■ Data lines:
··········
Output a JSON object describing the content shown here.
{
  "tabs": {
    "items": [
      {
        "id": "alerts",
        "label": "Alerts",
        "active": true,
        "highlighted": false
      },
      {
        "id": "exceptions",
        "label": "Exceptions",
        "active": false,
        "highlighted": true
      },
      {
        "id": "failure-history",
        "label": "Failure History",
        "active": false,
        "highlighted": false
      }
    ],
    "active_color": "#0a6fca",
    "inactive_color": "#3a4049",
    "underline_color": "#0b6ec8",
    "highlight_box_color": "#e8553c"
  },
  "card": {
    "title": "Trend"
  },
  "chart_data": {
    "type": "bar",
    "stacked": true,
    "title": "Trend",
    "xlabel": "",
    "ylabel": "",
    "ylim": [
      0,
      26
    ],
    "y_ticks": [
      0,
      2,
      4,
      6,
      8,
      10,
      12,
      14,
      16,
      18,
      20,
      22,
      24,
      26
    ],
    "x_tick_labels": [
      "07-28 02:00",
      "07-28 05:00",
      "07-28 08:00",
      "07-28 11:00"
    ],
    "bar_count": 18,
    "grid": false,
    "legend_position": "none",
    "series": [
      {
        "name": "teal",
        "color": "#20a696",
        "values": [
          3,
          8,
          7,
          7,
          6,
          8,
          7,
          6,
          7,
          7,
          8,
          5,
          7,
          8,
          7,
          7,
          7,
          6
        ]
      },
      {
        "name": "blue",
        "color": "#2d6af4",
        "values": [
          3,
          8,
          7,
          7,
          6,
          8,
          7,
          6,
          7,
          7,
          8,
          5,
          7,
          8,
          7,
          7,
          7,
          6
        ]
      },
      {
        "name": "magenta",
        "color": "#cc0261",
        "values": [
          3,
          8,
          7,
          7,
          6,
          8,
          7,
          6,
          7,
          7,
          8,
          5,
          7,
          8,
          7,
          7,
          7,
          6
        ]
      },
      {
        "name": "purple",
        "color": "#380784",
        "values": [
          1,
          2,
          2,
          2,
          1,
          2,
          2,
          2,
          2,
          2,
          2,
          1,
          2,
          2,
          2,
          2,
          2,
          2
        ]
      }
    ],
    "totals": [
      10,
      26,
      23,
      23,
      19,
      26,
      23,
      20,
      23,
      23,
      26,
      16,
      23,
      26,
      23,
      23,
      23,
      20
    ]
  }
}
··········
■ Exercise directions: Return every entry verbatim.

■ Right answer:
Output a JSON object describing the content shown here.
{
  "tabs": {
    "items": [
      {
        "id": "alerts",
        "label": "Alerts",
        "active": true,
        "highlighted": false
      },
      {
        "id": "exceptions",
        "label": "Exceptions",
        "active": false,
        "highlighted": true
      },
      {
        "id": "failure-history",
        "label": "Failure History",
        "active": false,
        "highlighted": false
      }
    ],
    "active_color": "#0a6fca",
    "inactive_color": "#3a4049",
    "underline_color": "#0b6ec8",
    "highlight_box_color": "#e8553c"
  },
  "card": {
    "title": "Trend"
  },
  "chart_data": {
    "type": "bar",
    "stacked": true,
    "title": "Trend",
    "xlabel": "",
    "ylabel": "",
    "ylim": [
      0,
      26
    ],
    "y_ticks": [
      0,
      2,
      4,
      6,
      8,
      10,
      12,
      14,
      16,
      18,
      20,
      22,
      24,
      26
    ],
    "x_tick_labels": [
      "07-28 02:00",
      "07-28 05:00",
      "07-28 08:00",
      "07-28 11:00"
    ],
    "bar_count": 18,
    "grid": false,
    "legend_position": "none",
    "series": [
      {
        "name": "teal",
        "color": "#20a696",
        "values": [
          3,
          8,
          7,
          7,
          6,
          8,
          7,
          6,
          7,
          7,
          8,
          5,
          7,
          8,
          7,
          7,
          7,
          6
        ]
      },
      {
        "name": "blue",
        "color": "#2d6af4",
        "values": [
          3,
          8,
          7,
          7,
          6,
          8,
          7,
          6,
          7,
          7,
          8,
          5,
          7,
          8,
          7,
          7,
          7,
          6
        ]
      },
      {
        "name": "magenta",
        "color": "#cc0261",
        "values": [
          3,
          8,
          7,
          7,
          6,
          8,
          7,
          6,
          7,
          7,
          8,
          5,
          7,
          8,
          7,
          7,
          7,
          6
        ]
      },
      {
        "name": "purple",
        "color": "#380784",
        "values": [
          1,
          2,
          2,
          2,
          1,
          2,
          2,
          2,
          2,
          2,
          2,
          1,
          2,
          2,
          2,
          2,
          2,
          2
        ]
      }
    ],
    "totals": [
      10,
      26,
      23,
      23,
      19,
      26,
      23,
      20,
      23,
      23,
      26,
      16,
      23,
      26,
      23,
      23,
      23,
      20
    ]
  }
}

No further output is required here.